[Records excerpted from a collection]
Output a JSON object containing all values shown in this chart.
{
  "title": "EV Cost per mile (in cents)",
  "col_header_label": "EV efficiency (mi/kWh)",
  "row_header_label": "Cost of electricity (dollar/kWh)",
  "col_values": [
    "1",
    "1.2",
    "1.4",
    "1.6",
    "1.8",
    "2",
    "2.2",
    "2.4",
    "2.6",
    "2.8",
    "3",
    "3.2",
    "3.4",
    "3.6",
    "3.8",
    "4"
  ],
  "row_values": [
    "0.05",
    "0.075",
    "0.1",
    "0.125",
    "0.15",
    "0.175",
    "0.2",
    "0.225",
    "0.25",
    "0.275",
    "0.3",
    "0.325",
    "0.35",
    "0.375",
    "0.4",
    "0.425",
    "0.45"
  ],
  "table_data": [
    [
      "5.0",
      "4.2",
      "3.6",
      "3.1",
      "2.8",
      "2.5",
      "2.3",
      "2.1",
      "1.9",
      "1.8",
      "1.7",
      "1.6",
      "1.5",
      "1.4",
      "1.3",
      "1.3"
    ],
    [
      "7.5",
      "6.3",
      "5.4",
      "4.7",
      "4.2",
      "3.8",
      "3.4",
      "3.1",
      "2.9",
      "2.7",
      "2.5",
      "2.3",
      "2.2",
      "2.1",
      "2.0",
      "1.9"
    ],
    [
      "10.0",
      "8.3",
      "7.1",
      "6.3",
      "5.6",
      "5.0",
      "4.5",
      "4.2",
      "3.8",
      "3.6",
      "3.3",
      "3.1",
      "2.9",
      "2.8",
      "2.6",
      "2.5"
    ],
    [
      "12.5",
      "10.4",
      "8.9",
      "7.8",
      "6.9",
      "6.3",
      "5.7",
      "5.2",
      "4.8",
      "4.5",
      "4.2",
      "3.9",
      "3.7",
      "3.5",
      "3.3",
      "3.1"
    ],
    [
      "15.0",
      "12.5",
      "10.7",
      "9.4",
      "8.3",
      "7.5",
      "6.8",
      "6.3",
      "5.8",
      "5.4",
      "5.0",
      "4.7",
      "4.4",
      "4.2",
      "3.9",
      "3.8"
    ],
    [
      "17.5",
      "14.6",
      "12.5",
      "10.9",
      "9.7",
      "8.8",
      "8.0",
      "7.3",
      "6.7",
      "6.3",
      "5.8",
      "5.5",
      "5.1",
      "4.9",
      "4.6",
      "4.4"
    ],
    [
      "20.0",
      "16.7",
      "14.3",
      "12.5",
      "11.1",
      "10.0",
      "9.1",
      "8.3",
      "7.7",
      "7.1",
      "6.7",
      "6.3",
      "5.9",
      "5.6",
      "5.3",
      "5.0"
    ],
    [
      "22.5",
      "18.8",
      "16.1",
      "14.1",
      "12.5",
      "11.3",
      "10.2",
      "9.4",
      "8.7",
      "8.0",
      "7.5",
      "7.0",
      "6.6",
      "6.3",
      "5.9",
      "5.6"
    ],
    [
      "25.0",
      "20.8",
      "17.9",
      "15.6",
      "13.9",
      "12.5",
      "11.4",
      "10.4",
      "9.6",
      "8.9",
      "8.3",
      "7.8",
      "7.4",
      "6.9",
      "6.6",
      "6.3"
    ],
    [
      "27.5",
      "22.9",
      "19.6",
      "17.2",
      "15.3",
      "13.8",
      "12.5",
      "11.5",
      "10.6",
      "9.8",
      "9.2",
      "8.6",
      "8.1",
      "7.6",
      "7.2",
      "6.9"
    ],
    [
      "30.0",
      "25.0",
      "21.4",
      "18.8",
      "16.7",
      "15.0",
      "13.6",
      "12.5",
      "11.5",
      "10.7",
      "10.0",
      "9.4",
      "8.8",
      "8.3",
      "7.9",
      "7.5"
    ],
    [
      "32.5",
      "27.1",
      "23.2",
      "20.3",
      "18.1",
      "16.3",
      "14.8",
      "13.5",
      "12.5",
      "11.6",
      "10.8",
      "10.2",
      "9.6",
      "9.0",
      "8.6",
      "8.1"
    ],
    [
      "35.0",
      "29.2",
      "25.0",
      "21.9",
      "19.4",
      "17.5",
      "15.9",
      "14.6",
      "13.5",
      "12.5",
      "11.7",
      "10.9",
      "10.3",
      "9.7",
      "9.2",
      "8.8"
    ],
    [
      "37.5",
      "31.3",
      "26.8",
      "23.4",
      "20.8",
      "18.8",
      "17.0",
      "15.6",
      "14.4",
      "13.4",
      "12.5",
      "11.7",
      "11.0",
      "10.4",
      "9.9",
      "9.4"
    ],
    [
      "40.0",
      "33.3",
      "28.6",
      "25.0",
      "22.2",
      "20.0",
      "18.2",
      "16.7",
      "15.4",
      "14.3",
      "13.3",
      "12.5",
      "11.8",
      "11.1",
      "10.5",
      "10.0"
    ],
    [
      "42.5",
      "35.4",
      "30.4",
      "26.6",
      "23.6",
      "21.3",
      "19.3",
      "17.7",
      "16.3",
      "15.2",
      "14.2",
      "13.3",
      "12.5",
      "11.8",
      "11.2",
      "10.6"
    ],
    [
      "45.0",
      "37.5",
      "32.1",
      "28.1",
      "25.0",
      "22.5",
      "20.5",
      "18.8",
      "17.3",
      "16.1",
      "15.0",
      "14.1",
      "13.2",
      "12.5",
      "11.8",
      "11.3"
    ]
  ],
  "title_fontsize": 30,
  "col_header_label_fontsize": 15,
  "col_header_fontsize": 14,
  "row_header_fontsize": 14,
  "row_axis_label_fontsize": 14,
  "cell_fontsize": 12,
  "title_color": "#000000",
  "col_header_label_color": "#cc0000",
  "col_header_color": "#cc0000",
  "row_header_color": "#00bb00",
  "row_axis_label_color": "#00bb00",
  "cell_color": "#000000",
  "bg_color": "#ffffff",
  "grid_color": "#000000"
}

● TASK GOAL
Set down the entries above again, word for word.

● EXERCISE SOLUTION
Output a JSON object containing all values shown in this chart.
{
  "title": "EV Cost per mile (in cents)",
  "col_header_label": "EV efficiency (mi/kWh)",
  "row_header_label": "Cost of electricity (dollar/kWh)",
  "col_values": [
    "1",
    "1.2",
    "1.4",
    "1.6",
    "1.8",
    "2",
    "2.2",
    "2.4",
    "2.6",
    "2.8",
    "3",
    "3.2",
    "3.4",
    "3.6",
    "3.8",
    "4"
  ],
  "row_values": [
    "0.05",
    "0.075",
    "0.1",
    "0.125",
    "0.15",
    "0.175",
    "0.2",
    "0.225",
    "0.25",
    "0.275",
    "0.3",
    "0.325",
    "0.35",
    "0.375",
    "0.4",
    "0.425",
    "0.45"
  ],
  "table_data": [
    [
      "5.0",
      "4.2",
      "3.6",
      "3.1",
      "2.8",
      "2.5",
      "2.3",
      "2.1",
      "1.9",
      "1.8",
      "1.7",
      "1.6",
      "1.5",
      "1.4",
      "1.3",
      "1.3"
    ],
    [
      "7.5",
      "6.3",
      "5.4",
      "4.7",
      "4.2",
      "3.8",
      "3.4",
      "3.1",
      "2.9",
      "2.7",
      "2.5",
      "2.3",
      "2.2",
      "2.1",
      "2.0",
      "1.9"
    ],
    [
      "10.0",
      "8.3",
      "7.1",
      "6.3",
      "5.6",
      "5.0",
      "4.5",
      "4.2",
      "3.8",
      "3.6",
      "3.3",
      "3.1",
      "2.9",
      "2.8",
      "2.6",
      "2.5"
    ],
    [
      "12.5",
      "10.4",
      "8.9",
      "7.8",
      "6.9",
      "6.3",
      "5.7",
      "5.2",
      "4.8",
      "4.5",
      "4.2",
      "3.9",
      "3.7",
      "3.5",
      "3.3",
      "3.1"
    ],
    [
      "15.0",
      "12.5",
      "10.7",
      "9.4",
      "8.3",
      "7.5",
      "6.8",
      "6.3",
      "5.8",
      "5.4",
      "5.0",
      "4.7",
      "4.4",
      "4.2",
      "3.9",
      "3.8"
    ],
    [
      "17.5",
      "14.6",
      "12.5",
      "10.9",
      "9.7",
      "8.8",
      "8.0",
      "7.3",
      "6.7",
      "6.3",
      "5.8",
      "5.5",
      "5.1",
      "4.9",
      "4.6",
      "4.4"
    ],
    [
      "20.0",
      "16.7",
      "14.3",
      "12.5",
      "11.1",
      "10.0",
      "9.1",
      "8.3",
      "7.7",
      "7.1",
      "6.7",
      "6.3",
      "5.9",
      "5.6",
      "5.3",
      "5.0"
    ],
    [
      "22.5",
      "18.8",
      "16.1",
      "14.1",
      "12.5",
      "11.3",
      "10.2",
      "9.4",
      "8.7",
      "8.0",
      "7.5",
      "7.0",
      "6.6",
      "6.3",
      "5.9",
      "5.6"
    ],
    [
      "25.0",
      "20.8",
      "17.9",
      "15.6",
      "13.9",
      "12.5",
      "11.4",
      "10.4",
      "9.6",
      "8.9",
      "8.3",
      "7.8",
      "7.4",
      "6.9",
      "6.6",
      "6.3"
    ],
    [
      "27.5",
      "22.9",
      "19.6",
      "17.2",
      "15.3",
      "13.8",
      "12.5",
      "11.5",
      "10.6",
      "9.8",
      "9.2",
      "8.6",
      "8.1",
      "7.6",
      "7.2",
      "6.9"
    ],
    [
      "30.0",
      "25.0",
      "21.4",
      "18.8",
      "16.7",
      "15.0",
      "13.6",
      "12.5",
      "11.5",
      "10.7",
      "10.0",
      "9.4",
      "8.8",
      "8.3",
      "7.9",
      "7.5"
    ],
    [
      "32.5",
      "27.1",
      "23.2",
      "20.3",
      "18.1",
      "16.3",
      "14.8",
      "13.5",
      "12.5",
      "11.6",
      "10.8",
      "10.2",
      "9.6",
      "9.0",
      "8.6",
      "8.1"
    ],
    [
      "35.0",
      "29.2",
      "25.0",
      "21.9",
      "19.4",
      "17.5",
      "15.9",
      "14.6",
      "13.5",
      "12.5",
      "11.7",
      "10.9",
      "10.3",
      "9.7",
      "9.2",
      "8.8"
    ],
    [
      "37.5",
      "31.3",
      "26.8",
      "23.4",
      "20.8",
      "18.8",
      "17.0",
      "15.6",
      "14.4",
      "13.4",
      "12.5",
      "11.7",
      "11.0",
      "10.4",
      "9.9",
      "9.4"
    ],
    [
      "40.0",
      "33.3",
      "28.6",
      "25.0",
      "22.2",
      "20.0",
      "18.2",
      "16.7",
      "15.4",
      "14.3",
      "13.3",
      "12.5",
      "11.8",
      "11.1",
      "10.5",
      "10.0"
    ],
    [
      "42.5",
      "35.4",
      "30.4",
      "26.6",
      "23.6",
      "21.3",
      "19.3",
      "17.7",
      "16.3",
      "15.2",
      "14.2",
      "13.3",
      "12.5",
      "11.8",
      "11.2",
      "10.6"
    ],
    [
      "45.0",
      "37.5",
      "32.1",
      "28.1",
      "25.0",
      "22.5",
      "20.5",
      "18.8",
      "17.3",
      "16.1",
      "15.0",
      "14.1",
      "13.2",
      "12.5",
      "11.8",
      "11.3"
    ]
  ],
  "title_fontsize": 30,
  "col_header_label_fontsize": 15,
  "col_header_fontsize": 14,
  "row_header_fontsize": 14,
  "row_axis_label_fontsize": 14,
  "cell_fontsize": 12,
  "title_color": "#000000",
  "col_header_label_color": "#cc0000",
  "col_header_color": "#cc0000",
  "row_header_color": "#00bb00",
  "row_axis_label_color": "#00bb00",
  "cell_color": "#000000",
  "bg_color": "#ffffff",
  "grid_color": "#000000"
}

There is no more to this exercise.